* [Quoted text]:
Wednesday, April 6, 2011

Fexpr

Fexpr is a noun.  It's pronounced FEKSper.  A fexpr is a procedure that acts on the syntax of its operands, rather than on the values determined by that syntax.

This is only in the world of Lisp programming languages — not that only Lisps happen to have fexprs, but that having fexprs (and having the related characteristics that make them a really interesting feature) seemingly causes a programming language to be, at some deep level, a dialect of Lisp.  That's a clue to something:  although this acting-on-syntax business sounds superficial, it's a gateway to the deepest nature of the Lisp programming-language model.  Fexprs are at the heart of the rhyming scheme of Lisp.

Data as programs

When Lisp reads a syntax (i.e., source code) expression, it immediately represents the expression as a data structure; or at least, in theory it does.  For fexprs to even make sense, this would have to be true:  a procedure in a program acts on data, so if you're passing the operand syntax expressions to a procedure, those expressions have to be data.  The Lisp evaluator then interprets the syntax expression in data form, and that's the whole of Lisp:  read an expression and evaluate it, read another and evaluate it, and so on.

* [Extracted information]:
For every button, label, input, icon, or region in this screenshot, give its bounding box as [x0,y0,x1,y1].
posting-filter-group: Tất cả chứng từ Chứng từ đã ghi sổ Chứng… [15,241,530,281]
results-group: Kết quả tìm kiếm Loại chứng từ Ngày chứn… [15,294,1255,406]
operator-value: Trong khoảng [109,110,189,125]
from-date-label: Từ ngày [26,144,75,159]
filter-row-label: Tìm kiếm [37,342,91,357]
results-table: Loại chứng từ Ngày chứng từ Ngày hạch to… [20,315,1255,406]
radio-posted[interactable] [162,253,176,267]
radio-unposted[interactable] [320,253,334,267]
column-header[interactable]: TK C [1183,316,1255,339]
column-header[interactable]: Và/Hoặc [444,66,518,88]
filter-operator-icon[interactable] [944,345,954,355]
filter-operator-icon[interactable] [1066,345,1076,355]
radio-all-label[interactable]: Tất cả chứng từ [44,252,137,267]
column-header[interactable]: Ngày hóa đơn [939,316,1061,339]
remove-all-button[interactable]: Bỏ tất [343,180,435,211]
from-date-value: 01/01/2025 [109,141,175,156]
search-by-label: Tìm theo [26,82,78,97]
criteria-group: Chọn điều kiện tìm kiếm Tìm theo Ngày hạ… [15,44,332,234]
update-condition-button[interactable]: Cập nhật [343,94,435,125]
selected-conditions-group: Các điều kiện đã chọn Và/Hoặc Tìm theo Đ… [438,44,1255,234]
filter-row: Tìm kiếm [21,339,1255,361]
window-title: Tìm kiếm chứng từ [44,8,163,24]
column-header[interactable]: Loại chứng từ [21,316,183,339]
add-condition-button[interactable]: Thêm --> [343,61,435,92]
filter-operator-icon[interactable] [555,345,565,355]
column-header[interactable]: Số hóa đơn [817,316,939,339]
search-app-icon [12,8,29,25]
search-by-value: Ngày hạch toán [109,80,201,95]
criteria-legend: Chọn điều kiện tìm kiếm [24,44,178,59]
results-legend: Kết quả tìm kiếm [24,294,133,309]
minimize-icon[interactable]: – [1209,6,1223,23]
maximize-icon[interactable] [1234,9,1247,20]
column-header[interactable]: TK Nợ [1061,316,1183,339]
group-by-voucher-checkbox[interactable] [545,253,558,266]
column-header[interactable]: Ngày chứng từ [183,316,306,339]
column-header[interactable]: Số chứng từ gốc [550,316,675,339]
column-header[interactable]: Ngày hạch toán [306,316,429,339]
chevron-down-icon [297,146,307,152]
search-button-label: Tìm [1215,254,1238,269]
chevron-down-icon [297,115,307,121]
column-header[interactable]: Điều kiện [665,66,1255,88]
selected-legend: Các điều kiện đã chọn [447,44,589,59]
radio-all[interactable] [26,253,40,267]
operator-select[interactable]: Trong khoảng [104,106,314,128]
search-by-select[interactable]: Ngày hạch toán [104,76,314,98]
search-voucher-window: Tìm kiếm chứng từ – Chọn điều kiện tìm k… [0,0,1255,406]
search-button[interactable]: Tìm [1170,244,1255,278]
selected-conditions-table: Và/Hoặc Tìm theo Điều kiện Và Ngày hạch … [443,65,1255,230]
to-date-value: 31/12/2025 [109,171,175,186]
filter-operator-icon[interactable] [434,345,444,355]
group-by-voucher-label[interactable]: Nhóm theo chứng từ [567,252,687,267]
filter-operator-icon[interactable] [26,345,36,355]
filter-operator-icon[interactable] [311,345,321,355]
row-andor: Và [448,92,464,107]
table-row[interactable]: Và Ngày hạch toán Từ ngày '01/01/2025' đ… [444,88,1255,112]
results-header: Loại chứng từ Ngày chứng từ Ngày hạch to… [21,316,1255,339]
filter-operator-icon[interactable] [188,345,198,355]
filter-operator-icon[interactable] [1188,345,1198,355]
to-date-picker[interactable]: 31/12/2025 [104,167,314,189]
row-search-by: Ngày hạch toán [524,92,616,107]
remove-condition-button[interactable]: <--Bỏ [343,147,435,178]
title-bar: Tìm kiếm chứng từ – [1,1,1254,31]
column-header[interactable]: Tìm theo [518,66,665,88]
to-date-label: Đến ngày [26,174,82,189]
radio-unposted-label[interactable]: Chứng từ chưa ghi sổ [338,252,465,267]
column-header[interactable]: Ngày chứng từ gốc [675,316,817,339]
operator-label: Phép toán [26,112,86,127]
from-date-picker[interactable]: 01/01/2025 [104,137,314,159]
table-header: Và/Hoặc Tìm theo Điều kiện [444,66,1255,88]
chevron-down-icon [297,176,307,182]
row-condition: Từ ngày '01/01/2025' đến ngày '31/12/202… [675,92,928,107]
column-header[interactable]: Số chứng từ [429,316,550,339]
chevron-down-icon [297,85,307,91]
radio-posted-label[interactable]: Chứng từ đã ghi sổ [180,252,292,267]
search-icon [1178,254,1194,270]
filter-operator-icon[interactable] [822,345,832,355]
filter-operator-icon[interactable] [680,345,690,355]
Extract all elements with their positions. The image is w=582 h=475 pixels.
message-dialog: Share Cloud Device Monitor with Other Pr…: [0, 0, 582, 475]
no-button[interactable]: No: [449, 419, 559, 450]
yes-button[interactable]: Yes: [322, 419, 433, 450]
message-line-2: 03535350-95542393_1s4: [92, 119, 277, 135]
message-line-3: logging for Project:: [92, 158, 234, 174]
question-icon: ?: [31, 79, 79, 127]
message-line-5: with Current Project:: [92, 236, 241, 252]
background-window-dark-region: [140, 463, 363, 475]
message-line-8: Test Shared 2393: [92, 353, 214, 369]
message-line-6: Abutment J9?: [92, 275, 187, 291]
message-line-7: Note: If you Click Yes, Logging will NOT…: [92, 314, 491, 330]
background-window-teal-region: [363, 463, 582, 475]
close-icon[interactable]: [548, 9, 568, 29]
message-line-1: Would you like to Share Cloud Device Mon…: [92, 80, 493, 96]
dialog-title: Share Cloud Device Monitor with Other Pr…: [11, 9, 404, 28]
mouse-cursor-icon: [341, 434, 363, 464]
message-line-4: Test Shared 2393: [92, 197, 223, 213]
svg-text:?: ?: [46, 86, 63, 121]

* [Exercise tasks]:
**A.** Summarize the post on fexprs in two sentences.
**B.** Write the next part of the post on fexprs, picking up after its last sentence.
The records aren't needed for this.

* [Per-task outputs]:
**A.** A fexpr is a procedure that acts on the syntax of its operands rather than on the values that syntax determines, and having fexprs seemingly makes a programming language a dialect of Lisp at some deep level. For fexprs to make sense, Lisp must represent each source expression it reads as a data structure, which the evaluator then interprets, reading and evaluating one expression after another.

**B.**
But Lisp was designed, from the start, specifically for manipulating an especially simple and general kind of data structures, essentially trees (though they can also be viewed as nested lists, hence the name of the language, short for LISt Processing).  And syntax expressions are represented as these same trees that are already Lisp's native data structure.  And, the Lisp evaluator algorithm isn't limited to data that started life as a representation of syntax:  any data value can, in principle, be evaluated.  Which means that a fexpr doesn't have to act on syntax.

The theory of fexprs

One reason it matters that fexprs can act on non-syntax, is because of a notorious theoretical result about fexprs.  Proving programs correct usually makes heavy use of determining whether any two source expressions are interchangeable.  When two source expressions may be operands to a fexpr, though, they won't be interchangeable in general unless they're syntactically identical.  So with fexprs in the language, no two distinct operands are ever universally interchangeable.  This was famously observed by Mitch Wand in a journal article back in 1998, The Theory of Fexprs is Trivial.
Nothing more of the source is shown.